● Work order:
Reproduce each line of the entries that carries "document".

● Data supplied:
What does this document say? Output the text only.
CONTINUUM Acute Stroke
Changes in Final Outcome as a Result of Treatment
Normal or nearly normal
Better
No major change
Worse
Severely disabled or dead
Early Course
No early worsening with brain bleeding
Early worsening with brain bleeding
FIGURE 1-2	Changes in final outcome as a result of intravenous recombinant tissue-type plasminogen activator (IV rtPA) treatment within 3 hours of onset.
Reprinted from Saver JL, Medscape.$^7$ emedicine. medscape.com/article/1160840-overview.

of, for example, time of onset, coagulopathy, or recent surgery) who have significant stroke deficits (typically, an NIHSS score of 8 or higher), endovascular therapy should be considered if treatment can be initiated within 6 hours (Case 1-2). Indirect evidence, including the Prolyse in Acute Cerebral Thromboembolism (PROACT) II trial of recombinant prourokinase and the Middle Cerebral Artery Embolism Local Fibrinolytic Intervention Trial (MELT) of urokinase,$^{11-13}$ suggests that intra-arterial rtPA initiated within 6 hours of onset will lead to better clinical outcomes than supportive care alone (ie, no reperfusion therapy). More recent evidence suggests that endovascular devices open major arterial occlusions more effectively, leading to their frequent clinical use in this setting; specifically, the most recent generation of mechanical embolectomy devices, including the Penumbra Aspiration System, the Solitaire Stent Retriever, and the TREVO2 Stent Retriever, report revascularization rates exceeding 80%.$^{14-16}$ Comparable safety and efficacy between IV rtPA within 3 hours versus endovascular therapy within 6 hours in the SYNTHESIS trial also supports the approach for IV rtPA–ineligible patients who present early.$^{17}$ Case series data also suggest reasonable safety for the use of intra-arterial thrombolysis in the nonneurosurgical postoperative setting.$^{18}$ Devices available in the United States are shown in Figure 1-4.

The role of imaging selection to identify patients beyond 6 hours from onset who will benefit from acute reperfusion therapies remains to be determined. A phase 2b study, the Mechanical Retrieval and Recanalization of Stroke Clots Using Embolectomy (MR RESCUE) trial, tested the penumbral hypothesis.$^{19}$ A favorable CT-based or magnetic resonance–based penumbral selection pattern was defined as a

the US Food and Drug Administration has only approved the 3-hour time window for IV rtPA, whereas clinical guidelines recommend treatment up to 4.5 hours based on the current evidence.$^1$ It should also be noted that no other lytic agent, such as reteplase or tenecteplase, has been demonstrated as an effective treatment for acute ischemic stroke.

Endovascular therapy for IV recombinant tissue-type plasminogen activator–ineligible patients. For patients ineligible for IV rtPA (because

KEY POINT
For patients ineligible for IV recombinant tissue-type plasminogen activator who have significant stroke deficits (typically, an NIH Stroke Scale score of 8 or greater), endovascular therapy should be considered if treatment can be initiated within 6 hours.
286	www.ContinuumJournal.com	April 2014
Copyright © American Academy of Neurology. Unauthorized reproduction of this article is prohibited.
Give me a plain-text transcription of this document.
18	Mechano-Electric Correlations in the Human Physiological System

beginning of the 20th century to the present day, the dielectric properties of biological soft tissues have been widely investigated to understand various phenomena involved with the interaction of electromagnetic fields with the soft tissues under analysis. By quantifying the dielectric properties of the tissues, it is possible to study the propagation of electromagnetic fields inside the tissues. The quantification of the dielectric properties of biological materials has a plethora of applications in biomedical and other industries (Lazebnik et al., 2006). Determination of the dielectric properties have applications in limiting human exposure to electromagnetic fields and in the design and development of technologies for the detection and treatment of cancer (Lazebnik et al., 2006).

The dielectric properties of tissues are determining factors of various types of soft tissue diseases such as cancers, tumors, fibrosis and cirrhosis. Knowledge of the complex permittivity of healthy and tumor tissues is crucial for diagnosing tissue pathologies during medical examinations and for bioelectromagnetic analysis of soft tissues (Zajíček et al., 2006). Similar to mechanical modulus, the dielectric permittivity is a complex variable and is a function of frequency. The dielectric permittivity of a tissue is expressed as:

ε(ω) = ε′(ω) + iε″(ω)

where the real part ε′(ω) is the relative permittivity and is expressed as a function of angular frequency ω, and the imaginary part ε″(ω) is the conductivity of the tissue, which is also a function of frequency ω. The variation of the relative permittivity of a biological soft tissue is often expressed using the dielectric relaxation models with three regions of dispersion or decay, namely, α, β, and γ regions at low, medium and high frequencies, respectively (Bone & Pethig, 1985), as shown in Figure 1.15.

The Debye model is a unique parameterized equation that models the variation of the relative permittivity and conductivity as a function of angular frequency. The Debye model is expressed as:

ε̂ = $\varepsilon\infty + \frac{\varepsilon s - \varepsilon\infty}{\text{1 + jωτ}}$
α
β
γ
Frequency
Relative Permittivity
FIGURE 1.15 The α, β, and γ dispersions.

● Result for this task:
What does this document say? Output the text only.
Give me a plain-text transcription of this document.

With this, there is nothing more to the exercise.